### Exercise
Convert the rows from the line with "category-label: 交通运输用地 bbox=[124, 435, 250, 459]" up to and including the line with "legend-swatch bbox=[607, 1520, 649, 1544]" into a JSON list of strings, one per line, leaving out blank lines and all other rows.

### Element region listings
------------------------------------
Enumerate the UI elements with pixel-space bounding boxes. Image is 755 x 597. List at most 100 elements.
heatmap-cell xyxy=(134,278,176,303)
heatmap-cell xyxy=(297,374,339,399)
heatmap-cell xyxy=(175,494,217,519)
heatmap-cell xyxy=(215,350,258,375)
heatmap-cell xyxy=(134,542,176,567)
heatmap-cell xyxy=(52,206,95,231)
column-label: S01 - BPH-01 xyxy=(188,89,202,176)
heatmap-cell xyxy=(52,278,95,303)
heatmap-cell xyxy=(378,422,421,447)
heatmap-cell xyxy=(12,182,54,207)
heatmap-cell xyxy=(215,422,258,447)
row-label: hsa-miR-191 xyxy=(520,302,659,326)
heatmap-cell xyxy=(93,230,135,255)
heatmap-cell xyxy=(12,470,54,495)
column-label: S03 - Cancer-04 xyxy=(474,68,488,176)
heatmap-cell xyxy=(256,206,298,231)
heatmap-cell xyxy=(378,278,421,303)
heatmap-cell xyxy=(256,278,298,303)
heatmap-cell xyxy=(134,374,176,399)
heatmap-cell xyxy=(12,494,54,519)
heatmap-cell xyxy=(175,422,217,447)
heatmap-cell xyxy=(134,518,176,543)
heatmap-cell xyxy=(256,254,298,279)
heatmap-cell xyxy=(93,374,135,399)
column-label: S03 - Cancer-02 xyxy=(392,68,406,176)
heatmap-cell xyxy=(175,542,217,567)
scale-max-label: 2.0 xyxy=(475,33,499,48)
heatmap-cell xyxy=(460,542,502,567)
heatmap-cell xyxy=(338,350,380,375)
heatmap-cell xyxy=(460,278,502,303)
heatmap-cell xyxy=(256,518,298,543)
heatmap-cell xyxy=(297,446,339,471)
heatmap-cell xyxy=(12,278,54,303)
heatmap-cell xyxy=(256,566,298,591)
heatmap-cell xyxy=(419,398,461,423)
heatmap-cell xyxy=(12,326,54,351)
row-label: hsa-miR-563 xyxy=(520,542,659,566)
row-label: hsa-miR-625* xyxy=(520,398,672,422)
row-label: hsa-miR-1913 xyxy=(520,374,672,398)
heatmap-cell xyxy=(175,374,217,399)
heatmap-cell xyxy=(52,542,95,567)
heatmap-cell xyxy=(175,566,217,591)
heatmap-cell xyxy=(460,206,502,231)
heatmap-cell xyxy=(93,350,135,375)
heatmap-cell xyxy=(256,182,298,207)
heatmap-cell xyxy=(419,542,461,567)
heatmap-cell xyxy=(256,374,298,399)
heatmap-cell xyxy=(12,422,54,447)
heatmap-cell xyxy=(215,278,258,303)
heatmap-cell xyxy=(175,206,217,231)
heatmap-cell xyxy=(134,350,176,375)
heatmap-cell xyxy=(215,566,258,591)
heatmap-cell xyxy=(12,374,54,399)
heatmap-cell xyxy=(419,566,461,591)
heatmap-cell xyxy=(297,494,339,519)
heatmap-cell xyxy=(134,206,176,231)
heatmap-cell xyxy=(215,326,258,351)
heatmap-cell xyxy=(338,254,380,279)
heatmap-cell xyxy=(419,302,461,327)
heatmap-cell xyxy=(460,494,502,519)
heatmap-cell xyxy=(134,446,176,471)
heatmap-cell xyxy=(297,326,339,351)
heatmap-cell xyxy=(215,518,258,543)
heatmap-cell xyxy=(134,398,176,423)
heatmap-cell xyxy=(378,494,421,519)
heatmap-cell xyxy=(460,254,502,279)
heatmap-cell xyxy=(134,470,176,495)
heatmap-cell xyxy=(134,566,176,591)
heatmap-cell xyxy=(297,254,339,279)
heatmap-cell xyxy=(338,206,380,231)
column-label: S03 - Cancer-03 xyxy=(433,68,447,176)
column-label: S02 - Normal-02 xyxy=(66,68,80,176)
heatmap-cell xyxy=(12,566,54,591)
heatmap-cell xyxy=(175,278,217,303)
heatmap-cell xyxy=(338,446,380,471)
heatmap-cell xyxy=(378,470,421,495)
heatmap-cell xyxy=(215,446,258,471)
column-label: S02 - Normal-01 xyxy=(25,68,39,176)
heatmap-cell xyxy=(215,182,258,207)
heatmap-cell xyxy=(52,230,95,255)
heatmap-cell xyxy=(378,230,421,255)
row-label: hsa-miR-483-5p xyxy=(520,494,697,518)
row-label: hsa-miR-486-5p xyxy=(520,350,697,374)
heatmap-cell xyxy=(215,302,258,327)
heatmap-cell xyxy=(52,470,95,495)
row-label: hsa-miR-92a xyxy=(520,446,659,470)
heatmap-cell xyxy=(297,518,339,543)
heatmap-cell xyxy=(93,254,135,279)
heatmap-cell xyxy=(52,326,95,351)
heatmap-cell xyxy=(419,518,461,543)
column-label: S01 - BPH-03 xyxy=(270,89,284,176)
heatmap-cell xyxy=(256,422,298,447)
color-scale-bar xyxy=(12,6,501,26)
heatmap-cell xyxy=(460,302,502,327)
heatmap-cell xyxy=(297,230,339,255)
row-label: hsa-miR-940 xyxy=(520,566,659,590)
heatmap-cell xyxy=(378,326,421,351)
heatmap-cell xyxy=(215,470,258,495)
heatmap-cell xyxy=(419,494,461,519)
------------------------------------
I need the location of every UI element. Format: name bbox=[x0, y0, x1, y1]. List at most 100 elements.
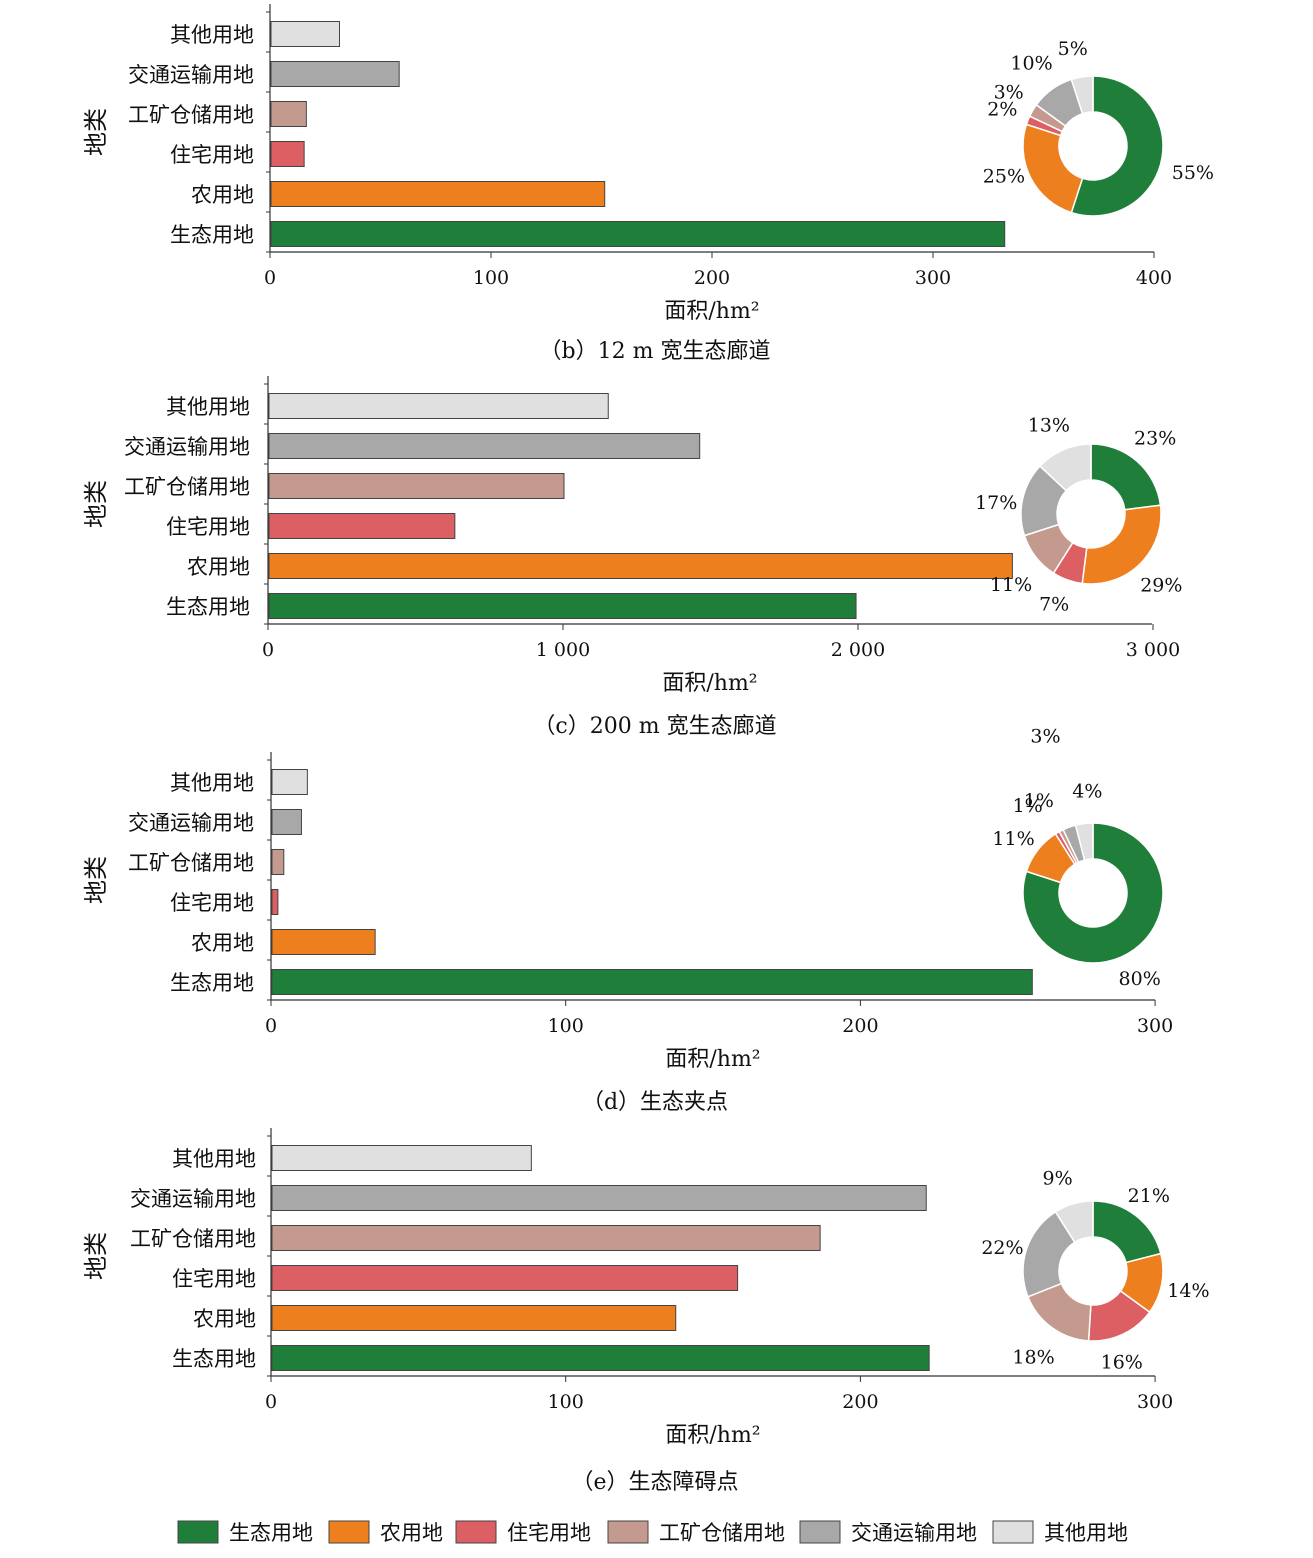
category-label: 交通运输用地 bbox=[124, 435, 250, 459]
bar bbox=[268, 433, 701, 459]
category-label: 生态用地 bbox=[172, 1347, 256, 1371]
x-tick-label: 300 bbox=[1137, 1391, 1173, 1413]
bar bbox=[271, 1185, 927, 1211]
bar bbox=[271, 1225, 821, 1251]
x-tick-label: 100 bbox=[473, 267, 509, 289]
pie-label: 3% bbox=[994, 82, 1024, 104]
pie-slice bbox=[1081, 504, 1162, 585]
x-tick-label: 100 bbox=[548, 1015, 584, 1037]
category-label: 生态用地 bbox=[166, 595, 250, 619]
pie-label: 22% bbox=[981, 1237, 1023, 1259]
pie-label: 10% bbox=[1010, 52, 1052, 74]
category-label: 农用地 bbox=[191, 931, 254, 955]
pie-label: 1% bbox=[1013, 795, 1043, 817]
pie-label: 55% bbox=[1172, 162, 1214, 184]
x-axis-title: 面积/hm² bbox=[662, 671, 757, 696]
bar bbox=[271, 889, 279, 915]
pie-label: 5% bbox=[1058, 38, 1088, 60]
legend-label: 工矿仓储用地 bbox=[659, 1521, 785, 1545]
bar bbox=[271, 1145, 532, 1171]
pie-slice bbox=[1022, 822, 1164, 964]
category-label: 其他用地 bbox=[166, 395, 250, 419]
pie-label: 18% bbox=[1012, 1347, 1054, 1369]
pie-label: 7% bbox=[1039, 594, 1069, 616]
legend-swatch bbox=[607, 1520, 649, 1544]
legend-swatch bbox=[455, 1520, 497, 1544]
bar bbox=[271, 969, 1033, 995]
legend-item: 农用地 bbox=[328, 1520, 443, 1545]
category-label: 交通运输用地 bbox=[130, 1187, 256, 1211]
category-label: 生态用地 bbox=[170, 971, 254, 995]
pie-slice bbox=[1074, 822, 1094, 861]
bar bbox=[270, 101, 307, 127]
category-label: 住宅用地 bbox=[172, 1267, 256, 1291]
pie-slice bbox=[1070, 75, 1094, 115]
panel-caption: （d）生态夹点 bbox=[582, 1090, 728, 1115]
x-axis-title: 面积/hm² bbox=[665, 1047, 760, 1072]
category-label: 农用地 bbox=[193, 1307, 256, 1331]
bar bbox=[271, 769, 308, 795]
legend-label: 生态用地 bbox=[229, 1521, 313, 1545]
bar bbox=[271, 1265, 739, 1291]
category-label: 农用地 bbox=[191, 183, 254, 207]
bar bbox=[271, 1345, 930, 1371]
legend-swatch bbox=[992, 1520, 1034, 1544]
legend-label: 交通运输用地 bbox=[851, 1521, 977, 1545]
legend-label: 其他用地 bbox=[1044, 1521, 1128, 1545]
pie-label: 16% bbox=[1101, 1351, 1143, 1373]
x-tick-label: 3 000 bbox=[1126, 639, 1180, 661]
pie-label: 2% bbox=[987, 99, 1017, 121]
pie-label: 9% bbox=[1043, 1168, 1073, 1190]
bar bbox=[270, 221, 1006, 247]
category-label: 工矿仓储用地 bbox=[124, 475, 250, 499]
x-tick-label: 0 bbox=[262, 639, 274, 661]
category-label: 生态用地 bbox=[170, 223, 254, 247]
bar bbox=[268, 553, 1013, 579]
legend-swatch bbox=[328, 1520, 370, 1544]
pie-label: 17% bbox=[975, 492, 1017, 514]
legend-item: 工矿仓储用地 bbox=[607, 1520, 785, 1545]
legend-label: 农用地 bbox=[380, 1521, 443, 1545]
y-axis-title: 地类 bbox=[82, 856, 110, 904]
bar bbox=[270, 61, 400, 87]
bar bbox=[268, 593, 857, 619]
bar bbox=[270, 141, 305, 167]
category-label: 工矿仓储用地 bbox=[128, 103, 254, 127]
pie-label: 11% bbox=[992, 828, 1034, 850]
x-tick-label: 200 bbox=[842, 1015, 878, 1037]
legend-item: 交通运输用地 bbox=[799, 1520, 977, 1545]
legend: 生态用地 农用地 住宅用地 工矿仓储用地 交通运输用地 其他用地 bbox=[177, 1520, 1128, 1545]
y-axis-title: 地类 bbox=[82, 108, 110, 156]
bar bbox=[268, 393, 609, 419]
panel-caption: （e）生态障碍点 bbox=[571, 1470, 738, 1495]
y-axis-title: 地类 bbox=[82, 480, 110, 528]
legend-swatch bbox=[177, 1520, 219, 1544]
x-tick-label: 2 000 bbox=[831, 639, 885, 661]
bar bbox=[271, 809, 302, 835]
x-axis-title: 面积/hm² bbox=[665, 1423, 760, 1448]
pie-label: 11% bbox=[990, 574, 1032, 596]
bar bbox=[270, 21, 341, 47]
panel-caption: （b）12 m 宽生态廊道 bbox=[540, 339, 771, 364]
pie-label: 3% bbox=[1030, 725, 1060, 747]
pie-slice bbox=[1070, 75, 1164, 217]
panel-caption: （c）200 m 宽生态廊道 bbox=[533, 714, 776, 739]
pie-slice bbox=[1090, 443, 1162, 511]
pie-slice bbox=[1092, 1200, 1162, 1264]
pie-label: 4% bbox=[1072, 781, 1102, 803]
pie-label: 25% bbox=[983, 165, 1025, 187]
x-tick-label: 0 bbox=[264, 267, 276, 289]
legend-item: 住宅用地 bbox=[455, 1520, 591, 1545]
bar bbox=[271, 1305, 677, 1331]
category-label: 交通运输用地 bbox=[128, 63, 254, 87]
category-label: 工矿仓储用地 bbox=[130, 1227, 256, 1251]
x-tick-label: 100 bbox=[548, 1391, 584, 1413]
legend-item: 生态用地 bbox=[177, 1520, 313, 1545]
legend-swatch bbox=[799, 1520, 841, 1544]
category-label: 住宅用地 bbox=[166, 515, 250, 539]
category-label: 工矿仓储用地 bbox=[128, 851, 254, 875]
------------------------------------
### Exercise output
[
  "category-label: 交通运输用地 bbox=[124, 435, 250, 459]",
  "bar bbox=[268, 433, 701, 459]",
  "category-label: 生态用地 bbox=[172, 1347, 256, 1371]",
  "x-tick-label: 300 bbox=[1137, 1391, 1173, 1413]",
  "bar bbox=[271, 1185, 927, 1211]",
  "bar bbox=[271, 1225, 821, 1251]",
  "x-tick-label: 100 bbox=[473, 267, 509, 289]",
  "pie-label: 3% bbox=[994, 82, 1024, 104]",
  "pie-slice bbox=[1081, 504, 1162, 585]",
  "x-tick-label: 100 bbox=[548, 1015, 584, 1037]",
  "category-label: 生态用地 bbox=[166, 595, 250, 619]",
  "pie-label: 22% bbox=[981, 1237, 1023, 1259]",
  "pie-label: 10% bbox=[1010, 52, 1052, 74]",
  "category-label: 农用地 bbox=[191, 931, 254, 955]",
  "pie-label: 1% bbox=[1013, 795, 1043, 817]",
  "pie-label: 55% bbox=[1172, 162, 1214, 184]",
  "x-axis-title: 面积/hm² bbox=[662, 671, 757, 696]",
  "bar bbox=[271, 889, 279, 915]",
  "pie-label: 5% bbox=[1058, 38, 1088, 60]",
  "legend-label: 工矿仓储用地 bbox=[659, 1521, 785, 1545]",
  "bar bbox=[271, 1145, 532, 1171]",
  "pie-slice bbox=[1022, 822, 1164, 964]",
  "category-label: 其他用地 bbox=[166, 395, 250, 419]",
  "pie-label: 18% bbox=[1012, 1347, 1054, 1369]",
  "pie-label: 7% bbox=[1039, 594, 1069, 616]",
  "legend-swatch bbox=[607, 1520, 649, 1544]"
]